Your task: Reproduce everything from the start of the records down to the line containing "passage-paragraph-4: Four weeks", changing "driving force" to "motivating force" and keeping all else the same.

Data extracted from a collection:

* Begin *

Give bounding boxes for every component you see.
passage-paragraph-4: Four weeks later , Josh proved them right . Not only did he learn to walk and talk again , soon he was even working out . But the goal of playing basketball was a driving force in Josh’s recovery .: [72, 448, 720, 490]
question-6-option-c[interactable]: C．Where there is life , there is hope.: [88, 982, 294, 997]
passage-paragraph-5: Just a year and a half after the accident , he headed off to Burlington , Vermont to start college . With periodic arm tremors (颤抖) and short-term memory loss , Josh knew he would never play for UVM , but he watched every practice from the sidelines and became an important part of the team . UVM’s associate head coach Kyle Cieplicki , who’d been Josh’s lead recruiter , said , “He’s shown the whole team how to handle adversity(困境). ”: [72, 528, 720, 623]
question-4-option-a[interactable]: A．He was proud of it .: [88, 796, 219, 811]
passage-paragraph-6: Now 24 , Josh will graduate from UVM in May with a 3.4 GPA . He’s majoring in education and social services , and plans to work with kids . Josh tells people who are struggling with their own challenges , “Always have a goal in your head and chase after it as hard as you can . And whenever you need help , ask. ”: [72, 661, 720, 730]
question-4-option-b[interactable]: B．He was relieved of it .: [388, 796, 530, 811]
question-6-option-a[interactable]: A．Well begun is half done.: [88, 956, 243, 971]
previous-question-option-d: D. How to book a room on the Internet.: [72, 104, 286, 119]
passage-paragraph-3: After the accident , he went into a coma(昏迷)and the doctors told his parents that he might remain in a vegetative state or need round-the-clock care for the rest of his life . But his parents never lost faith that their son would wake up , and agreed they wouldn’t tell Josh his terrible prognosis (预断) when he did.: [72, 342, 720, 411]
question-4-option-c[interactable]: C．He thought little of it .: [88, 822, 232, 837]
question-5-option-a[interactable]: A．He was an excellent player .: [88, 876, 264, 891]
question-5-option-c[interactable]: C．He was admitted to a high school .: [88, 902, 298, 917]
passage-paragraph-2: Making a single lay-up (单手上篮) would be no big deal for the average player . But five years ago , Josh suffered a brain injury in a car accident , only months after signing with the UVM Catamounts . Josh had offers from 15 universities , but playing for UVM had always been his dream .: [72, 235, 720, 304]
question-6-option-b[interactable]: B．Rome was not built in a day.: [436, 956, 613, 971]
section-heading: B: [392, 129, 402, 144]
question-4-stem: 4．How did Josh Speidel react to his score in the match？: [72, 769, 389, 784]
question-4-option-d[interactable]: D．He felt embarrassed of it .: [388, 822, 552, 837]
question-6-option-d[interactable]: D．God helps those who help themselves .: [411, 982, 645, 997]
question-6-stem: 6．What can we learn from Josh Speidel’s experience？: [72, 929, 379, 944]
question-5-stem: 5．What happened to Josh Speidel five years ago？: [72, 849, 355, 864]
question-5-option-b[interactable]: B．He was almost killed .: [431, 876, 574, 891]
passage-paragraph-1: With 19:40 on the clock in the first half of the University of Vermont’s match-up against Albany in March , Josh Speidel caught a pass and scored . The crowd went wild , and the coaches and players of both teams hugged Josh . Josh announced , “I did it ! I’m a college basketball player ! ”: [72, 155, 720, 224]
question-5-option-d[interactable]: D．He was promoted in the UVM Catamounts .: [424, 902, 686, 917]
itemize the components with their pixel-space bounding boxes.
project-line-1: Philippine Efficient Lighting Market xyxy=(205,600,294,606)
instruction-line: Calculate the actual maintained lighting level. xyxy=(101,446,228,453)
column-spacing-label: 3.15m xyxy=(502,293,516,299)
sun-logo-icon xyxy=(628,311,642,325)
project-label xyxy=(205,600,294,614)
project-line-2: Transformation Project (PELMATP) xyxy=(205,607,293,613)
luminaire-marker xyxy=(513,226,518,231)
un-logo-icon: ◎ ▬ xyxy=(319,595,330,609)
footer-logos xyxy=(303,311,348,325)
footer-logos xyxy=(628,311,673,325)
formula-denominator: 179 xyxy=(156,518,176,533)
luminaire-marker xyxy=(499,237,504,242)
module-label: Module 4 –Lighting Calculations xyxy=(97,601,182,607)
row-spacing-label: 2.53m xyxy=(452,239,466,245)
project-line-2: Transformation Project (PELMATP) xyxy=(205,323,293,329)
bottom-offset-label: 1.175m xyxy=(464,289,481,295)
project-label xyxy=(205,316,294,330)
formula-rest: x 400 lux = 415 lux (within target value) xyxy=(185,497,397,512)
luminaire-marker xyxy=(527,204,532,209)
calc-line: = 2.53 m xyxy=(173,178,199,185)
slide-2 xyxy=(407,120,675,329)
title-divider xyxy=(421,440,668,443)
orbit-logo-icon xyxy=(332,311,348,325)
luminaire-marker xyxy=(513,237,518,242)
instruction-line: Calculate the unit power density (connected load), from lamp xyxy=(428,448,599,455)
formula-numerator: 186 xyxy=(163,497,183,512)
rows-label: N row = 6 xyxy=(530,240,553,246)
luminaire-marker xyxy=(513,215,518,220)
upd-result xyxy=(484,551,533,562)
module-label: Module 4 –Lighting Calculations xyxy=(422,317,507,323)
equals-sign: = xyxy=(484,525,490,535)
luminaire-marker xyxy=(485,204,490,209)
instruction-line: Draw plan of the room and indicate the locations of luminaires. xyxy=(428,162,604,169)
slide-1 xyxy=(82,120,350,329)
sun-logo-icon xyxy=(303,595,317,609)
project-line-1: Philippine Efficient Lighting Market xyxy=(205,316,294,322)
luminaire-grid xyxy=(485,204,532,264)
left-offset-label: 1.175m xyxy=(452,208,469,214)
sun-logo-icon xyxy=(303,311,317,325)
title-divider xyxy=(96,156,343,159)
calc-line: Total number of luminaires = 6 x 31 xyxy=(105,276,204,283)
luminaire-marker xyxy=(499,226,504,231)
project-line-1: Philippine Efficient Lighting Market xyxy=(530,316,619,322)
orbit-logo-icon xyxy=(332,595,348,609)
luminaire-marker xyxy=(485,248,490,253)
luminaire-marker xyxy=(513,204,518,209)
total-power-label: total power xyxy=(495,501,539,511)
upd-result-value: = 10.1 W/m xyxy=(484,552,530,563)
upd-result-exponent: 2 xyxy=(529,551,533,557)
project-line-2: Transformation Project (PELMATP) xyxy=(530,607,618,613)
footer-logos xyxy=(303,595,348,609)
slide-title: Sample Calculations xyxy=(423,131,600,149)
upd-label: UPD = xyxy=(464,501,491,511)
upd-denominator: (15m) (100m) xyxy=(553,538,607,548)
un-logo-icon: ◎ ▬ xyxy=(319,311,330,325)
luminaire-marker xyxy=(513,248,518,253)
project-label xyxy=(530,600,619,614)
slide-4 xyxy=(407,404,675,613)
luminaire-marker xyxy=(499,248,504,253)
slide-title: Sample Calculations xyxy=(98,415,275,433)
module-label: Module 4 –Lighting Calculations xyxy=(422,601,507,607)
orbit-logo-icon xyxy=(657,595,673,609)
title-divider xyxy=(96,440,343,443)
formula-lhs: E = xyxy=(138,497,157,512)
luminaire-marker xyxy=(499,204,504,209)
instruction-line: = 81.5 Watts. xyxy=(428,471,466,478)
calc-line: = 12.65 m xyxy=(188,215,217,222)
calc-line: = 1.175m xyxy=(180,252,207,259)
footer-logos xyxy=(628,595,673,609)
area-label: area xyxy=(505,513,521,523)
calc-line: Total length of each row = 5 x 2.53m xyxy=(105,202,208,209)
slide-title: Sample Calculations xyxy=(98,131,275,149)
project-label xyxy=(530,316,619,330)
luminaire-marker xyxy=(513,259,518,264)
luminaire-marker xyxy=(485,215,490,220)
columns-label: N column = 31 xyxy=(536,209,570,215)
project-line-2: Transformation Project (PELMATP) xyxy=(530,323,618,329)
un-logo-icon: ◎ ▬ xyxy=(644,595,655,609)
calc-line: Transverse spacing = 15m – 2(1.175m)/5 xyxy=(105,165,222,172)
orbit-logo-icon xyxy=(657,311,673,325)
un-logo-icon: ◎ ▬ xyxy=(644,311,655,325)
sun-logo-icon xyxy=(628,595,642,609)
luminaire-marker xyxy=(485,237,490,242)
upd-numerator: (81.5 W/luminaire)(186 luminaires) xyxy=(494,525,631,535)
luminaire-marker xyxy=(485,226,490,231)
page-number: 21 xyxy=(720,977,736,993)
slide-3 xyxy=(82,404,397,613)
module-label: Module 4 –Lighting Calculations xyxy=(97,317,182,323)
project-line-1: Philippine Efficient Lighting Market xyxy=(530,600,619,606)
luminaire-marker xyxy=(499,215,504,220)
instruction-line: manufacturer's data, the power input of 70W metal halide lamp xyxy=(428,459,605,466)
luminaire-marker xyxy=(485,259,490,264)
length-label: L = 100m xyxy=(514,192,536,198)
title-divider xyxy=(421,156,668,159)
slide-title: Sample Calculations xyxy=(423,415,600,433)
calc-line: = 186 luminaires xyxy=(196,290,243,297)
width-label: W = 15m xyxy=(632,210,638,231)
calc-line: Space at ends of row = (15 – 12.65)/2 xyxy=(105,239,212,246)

* End *

Task output:
Give bounding boxes for every component you see.
passage-paragraph-4: Four weeks later , Josh proved them right . Not only did he learn to walk and talk again , soon he was even working out . But the goal of playing basketball was a motivating force in Josh’s recovery .: [72, 448, 720, 490]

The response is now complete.